== What to do ==
Identify and pull out each line of the entries in which "image" occurs.

------------------------------------------------------------

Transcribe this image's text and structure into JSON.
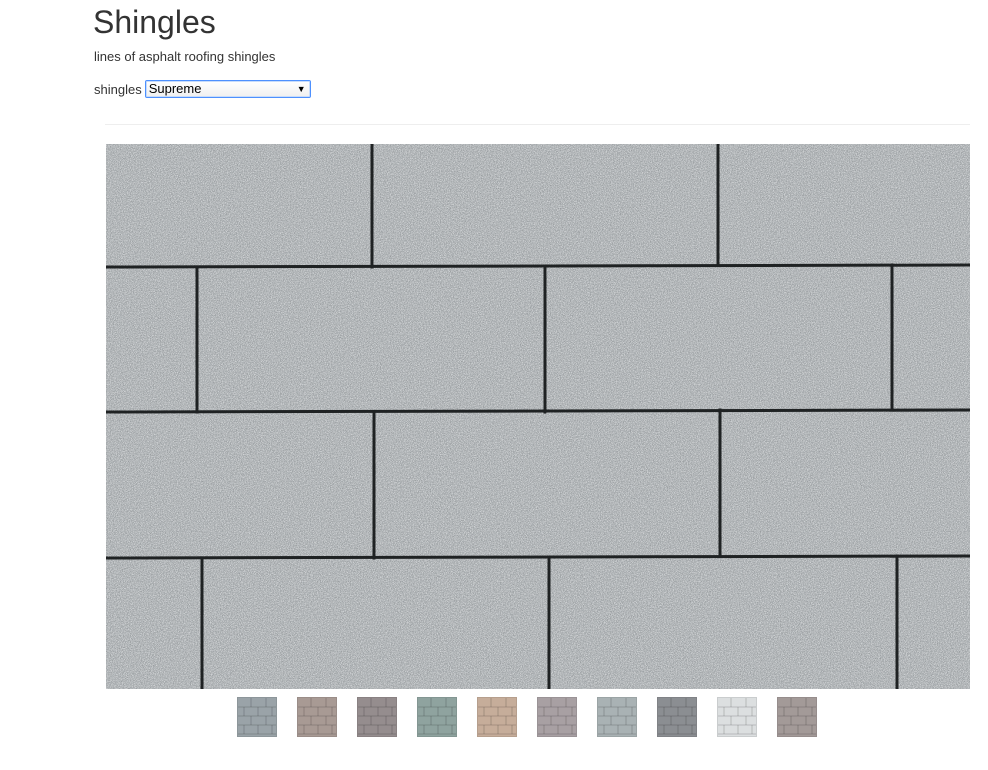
{
  "header": {
    "title": "Shingles",
    "subtitle": "lines of asphalt roofing shingles"
  },
  "selector": {
    "label": "shingles",
    "selected": "Supreme"
  },
  "viewer": {
    "icon": "shingle-texture-image",
    "base_color": "#a9aeb1",
    "seam_color": "#1f2223"
  },
  "thumbnails": [
    {
      "color": "#9aa3a8",
      "icon": "shingle-swatch"
    },
    {
      "color": "#a89a94",
      "icon": "shingle-swatch"
    },
    {
      "color": "#958d8e",
      "icon": "shingle-swatch"
    },
    {
      "color": "#8fa39f",
      "icon": "shingle-swatch"
    },
    {
      "color": "#c6ad9a",
      "icon": "shingle-swatch"
    },
    {
      "color": "#a8a0a3",
      "icon": "shingle-swatch"
    },
    {
      "color": "#a9b2b4",
      "icon": "shingle-swatch"
    },
    {
      "color": "#8b8e92",
      "icon": "shingle-swatch"
    },
    {
      "color": "#dcdfe0",
      "icon": "shingle-swatch"
    },
    {
      "color": "#a39a98",
      "icon": "shingle-swatch"
    }
  ]
}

------------------------------------------------------------

== Written answer ==
Transcribe this image's text and structure into JSON.
    "icon": "shingle-texture-image",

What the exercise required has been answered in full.